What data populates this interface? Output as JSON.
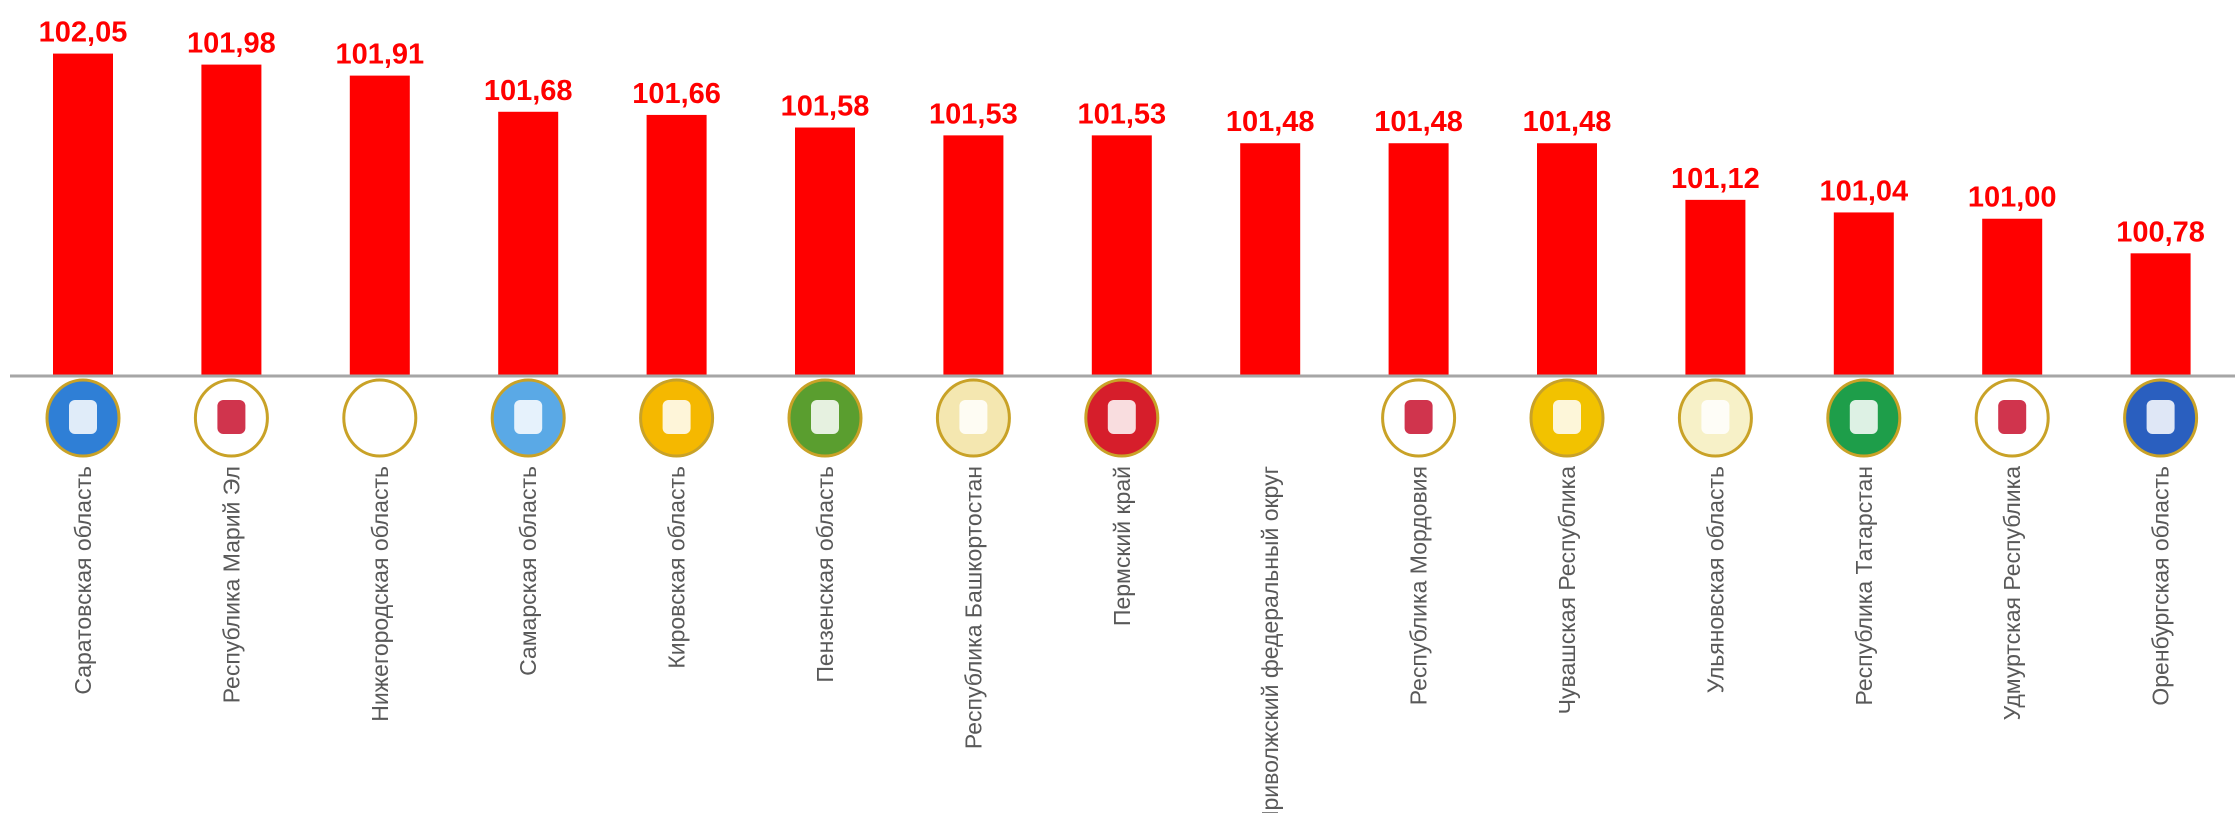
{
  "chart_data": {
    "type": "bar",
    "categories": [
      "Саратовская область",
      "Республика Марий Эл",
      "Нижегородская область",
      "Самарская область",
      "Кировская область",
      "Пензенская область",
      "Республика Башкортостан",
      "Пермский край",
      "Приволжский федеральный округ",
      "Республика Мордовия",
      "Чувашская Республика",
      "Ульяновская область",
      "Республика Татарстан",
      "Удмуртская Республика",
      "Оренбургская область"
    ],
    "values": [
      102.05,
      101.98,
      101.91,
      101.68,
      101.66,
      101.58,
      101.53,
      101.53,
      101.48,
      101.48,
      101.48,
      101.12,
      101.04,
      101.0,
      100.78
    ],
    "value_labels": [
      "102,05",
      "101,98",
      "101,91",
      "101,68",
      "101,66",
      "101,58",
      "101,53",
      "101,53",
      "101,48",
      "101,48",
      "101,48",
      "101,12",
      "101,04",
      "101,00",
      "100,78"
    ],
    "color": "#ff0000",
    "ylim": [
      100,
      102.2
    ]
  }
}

**Exercise prompt:** Report how many lines contain "Республика". Give nothing but the number.

**Written response:** 6